◆ MATERIALS PROVIDED:
□ □ □ □
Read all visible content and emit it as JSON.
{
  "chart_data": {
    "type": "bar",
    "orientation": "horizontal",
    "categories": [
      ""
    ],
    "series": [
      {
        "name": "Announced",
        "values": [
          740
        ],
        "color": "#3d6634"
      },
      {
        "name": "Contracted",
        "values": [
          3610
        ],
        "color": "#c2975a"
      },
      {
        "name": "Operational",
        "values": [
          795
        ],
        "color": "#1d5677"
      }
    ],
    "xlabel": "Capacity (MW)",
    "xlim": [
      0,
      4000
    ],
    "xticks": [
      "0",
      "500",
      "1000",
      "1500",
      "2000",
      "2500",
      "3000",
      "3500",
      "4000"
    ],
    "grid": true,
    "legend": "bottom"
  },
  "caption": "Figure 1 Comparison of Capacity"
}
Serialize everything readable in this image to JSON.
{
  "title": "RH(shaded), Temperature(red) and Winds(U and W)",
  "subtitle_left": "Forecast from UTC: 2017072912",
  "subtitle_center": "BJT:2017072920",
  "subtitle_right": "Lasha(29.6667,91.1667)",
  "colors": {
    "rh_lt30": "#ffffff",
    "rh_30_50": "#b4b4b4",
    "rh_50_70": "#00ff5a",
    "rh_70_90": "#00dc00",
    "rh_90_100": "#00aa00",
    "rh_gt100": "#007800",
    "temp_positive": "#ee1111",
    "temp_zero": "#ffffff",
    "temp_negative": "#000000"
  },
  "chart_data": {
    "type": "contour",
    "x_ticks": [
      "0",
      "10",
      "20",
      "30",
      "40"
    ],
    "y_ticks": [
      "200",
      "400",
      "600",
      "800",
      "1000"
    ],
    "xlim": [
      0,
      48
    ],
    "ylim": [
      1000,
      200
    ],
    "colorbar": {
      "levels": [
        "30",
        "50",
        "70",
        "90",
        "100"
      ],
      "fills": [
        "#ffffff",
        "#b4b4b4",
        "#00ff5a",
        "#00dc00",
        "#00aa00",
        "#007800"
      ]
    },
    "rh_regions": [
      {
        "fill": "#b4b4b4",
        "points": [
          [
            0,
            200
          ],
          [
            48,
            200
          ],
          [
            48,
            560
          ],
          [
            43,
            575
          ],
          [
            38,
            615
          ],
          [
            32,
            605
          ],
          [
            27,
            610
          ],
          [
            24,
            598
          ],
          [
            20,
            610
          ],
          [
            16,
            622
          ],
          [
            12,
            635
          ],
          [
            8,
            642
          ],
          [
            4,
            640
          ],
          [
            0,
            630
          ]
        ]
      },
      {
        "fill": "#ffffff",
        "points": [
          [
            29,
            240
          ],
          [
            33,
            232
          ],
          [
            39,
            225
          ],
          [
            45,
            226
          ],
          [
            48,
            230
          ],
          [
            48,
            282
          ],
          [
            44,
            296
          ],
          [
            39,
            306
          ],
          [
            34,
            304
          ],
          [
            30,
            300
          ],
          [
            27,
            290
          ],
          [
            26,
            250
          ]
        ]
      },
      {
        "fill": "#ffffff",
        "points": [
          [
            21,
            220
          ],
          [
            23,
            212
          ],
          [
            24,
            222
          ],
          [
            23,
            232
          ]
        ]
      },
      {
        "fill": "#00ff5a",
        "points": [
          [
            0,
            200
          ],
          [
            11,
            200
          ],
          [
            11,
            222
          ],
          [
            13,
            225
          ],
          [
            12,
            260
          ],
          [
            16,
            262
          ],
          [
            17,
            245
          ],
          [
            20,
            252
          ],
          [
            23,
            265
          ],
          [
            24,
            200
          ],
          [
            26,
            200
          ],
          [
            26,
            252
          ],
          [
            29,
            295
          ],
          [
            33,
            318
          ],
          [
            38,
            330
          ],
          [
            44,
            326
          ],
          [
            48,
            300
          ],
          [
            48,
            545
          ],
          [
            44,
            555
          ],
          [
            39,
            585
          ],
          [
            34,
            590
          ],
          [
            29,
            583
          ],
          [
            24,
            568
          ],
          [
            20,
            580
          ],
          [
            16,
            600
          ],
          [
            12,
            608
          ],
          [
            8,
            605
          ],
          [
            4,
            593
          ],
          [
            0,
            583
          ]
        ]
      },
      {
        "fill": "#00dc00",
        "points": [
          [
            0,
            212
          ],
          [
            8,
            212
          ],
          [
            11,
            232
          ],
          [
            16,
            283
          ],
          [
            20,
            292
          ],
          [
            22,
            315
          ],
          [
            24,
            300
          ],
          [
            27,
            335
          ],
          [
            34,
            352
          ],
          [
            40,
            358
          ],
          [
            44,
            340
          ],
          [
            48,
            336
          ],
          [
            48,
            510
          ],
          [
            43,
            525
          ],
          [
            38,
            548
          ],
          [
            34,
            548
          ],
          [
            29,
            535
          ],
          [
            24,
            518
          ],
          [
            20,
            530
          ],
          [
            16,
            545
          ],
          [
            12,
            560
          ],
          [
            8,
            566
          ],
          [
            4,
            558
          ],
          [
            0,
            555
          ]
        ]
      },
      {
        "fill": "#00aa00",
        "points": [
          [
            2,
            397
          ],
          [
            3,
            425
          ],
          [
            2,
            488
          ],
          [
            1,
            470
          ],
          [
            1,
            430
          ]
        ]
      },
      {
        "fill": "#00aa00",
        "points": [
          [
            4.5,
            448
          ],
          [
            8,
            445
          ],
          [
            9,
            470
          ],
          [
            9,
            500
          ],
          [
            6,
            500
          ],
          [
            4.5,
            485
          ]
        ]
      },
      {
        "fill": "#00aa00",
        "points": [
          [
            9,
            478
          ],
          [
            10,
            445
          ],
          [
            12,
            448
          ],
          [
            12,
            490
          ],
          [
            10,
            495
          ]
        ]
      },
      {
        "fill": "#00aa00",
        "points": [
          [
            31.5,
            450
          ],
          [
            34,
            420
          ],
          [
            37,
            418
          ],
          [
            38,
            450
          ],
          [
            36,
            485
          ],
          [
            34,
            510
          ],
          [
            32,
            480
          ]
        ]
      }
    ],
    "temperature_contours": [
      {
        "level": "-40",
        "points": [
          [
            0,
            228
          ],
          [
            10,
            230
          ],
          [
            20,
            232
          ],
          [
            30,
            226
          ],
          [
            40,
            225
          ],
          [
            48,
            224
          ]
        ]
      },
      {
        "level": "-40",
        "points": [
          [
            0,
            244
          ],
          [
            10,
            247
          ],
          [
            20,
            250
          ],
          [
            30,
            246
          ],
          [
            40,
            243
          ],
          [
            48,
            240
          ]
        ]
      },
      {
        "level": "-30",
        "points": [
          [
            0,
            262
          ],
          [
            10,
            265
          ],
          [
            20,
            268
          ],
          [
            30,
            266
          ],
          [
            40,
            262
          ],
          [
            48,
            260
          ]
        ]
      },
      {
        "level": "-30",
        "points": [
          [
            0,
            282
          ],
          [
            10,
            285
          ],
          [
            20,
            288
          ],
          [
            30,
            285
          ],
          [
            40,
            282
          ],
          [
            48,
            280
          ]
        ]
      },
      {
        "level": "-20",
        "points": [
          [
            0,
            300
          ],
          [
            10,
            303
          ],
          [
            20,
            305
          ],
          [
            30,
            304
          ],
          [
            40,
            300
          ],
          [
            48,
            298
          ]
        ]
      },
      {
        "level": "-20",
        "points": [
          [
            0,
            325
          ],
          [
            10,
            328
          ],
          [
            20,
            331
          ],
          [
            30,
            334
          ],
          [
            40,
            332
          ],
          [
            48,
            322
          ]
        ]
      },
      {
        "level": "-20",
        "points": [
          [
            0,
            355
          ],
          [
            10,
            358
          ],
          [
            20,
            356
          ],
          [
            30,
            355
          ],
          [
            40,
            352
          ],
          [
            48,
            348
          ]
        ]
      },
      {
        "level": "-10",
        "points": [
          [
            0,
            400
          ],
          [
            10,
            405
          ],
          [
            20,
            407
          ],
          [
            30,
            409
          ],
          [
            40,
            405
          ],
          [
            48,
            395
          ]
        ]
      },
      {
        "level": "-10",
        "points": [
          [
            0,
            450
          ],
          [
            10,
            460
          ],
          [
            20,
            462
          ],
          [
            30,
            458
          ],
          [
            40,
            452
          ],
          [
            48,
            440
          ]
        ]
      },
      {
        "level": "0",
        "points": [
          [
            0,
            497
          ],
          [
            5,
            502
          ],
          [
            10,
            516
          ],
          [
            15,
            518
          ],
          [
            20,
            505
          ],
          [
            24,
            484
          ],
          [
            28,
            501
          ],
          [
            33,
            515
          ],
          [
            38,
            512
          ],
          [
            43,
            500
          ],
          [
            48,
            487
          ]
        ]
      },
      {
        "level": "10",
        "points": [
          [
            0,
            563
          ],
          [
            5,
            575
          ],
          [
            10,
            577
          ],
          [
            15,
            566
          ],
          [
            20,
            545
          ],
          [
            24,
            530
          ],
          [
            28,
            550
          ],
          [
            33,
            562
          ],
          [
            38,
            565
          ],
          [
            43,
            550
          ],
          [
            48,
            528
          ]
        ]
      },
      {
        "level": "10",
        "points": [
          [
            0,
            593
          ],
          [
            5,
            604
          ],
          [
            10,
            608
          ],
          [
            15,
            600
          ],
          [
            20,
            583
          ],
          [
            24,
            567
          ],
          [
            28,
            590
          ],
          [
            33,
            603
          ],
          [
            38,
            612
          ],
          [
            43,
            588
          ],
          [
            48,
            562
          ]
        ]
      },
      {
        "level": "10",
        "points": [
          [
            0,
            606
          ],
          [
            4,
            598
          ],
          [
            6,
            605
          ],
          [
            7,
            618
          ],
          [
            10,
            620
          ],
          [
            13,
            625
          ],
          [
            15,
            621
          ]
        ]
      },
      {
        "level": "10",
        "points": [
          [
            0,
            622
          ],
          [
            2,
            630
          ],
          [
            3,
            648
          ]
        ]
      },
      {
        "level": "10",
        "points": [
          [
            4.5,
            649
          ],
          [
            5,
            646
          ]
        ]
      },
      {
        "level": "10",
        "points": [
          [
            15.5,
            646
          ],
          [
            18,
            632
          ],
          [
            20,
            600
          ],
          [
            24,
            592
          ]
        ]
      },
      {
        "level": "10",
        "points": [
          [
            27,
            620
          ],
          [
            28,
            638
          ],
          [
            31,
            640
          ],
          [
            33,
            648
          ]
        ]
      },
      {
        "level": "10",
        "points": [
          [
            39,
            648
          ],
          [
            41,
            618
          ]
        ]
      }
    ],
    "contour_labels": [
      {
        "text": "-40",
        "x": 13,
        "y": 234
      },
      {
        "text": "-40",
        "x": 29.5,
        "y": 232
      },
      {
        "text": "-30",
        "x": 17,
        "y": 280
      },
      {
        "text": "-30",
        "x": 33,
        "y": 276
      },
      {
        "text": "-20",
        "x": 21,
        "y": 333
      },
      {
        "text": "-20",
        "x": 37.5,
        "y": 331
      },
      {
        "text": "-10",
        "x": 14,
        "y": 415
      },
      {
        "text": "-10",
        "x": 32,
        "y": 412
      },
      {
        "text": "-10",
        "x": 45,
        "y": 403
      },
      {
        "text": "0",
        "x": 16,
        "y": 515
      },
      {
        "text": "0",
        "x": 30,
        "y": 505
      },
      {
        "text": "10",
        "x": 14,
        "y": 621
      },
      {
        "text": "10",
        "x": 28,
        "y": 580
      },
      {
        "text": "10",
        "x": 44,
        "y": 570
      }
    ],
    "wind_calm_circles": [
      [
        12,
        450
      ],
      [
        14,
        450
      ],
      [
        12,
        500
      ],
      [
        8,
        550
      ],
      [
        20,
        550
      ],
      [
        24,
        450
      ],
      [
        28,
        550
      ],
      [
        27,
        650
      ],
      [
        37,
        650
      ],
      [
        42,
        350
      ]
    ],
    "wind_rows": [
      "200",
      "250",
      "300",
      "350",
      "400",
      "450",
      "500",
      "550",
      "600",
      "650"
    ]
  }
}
□ □ □ □
◆ JOB: Search the data above for lines holding "name" and copy each of them.

◆ EXPECTED ANSWER:
        "name": "Announced",
        "name": "Contracted",
        "name": "Operational",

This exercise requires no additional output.